Exercise details:
In the copy, keep every record exact and leave out all images.

(Dataset records)
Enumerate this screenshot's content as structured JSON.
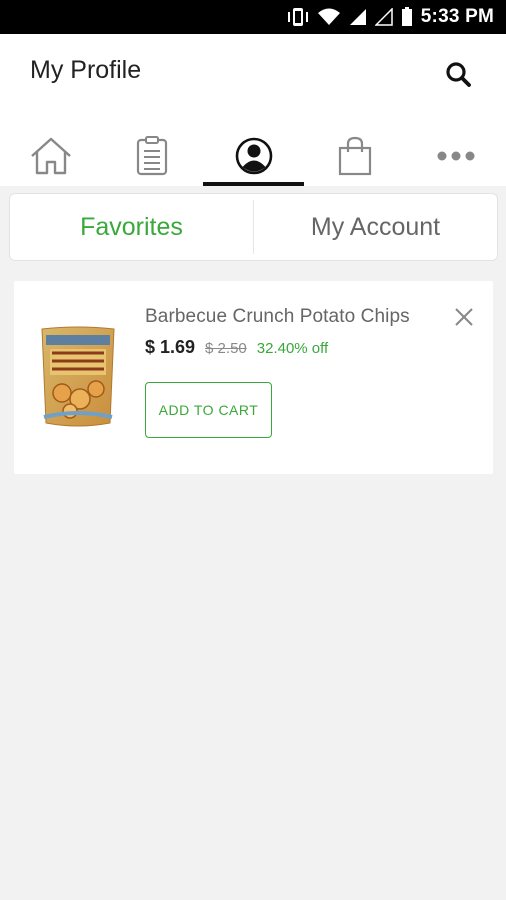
{
  "status_bar": {
    "time": "5:33 PM",
    "icons": [
      "vibrate-icon",
      "wifi-icon",
      "signal-icon",
      "signal-empty-icon",
      "battery-icon"
    ]
  },
  "header": {
    "title": "My Profile",
    "search_icon": "search-icon"
  },
  "nav": {
    "tabs": [
      {
        "icon": "home-icon",
        "active": false
      },
      {
        "icon": "list-icon",
        "active": false
      },
      {
        "icon": "profile-icon",
        "active": true
      },
      {
        "icon": "shopping-bag-icon",
        "active": false
      },
      {
        "icon": "more-icon",
        "active": false
      }
    ]
  },
  "segments": {
    "favorites": "Favorites",
    "my_account": "My Account",
    "active": "favorites"
  },
  "favorites": {
    "items": [
      {
        "name": "Barbecue Crunch Potato Chips",
        "price": "$ 1.69",
        "old_price": "$ 2.50",
        "discount": "32.40% off",
        "add_to_cart": "ADD TO CART",
        "package_text_top": "TRADER JOE'S",
        "package_text": "BARBECUE CRUNCH"
      }
    ]
  },
  "colors": {
    "accent_green": "#3aa83a",
    "status_bar": "#000000",
    "background": "#f2f2f2"
  }
}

Task solution:
Enumerate this screenshot's content as structured JSON.
{
  "status_bar": {
    "time": "5:33 PM",
    "icons": [
      "vibrate-icon",
      "wifi-icon",
      "signal-icon",
      "signal-empty-icon",
      "battery-icon"
    ]
  },
  "header": {
    "title": "My Profile",
    "search_icon": "search-icon"
  },
  "nav": {
    "tabs": [
      {
        "icon": "home-icon",
        "active": false
      },
      {
        "icon": "list-icon",
        "active": false
      },
      {
        "icon": "profile-icon",
        "active": true
      },
      {
        "icon": "shopping-bag-icon",
        "active": false
      },
      {
        "icon": "more-icon",
        "active": false
      }
    ]
  },
  "segments": {
    "favorites": "Favorites",
    "my_account": "My Account",
    "active": "favorites"
  },
  "favorites": {
    "items": [
      {
        "name": "Barbecue Crunch Potato Chips",
        "price": "$ 1.69",
        "old_price": "$ 2.50",
        "discount": "32.40% off",
        "add_to_cart": "ADD TO CART",
        "package_text_top": "TRADER JOE'S",
        "package_text": "BARBECUE CRUNCH"
      }
    ]
  },
  "colors": {
    "accent_green": "#3aa83a",
    "status_bar": "#000000",
    "background": "#f2f2f2"
  }
}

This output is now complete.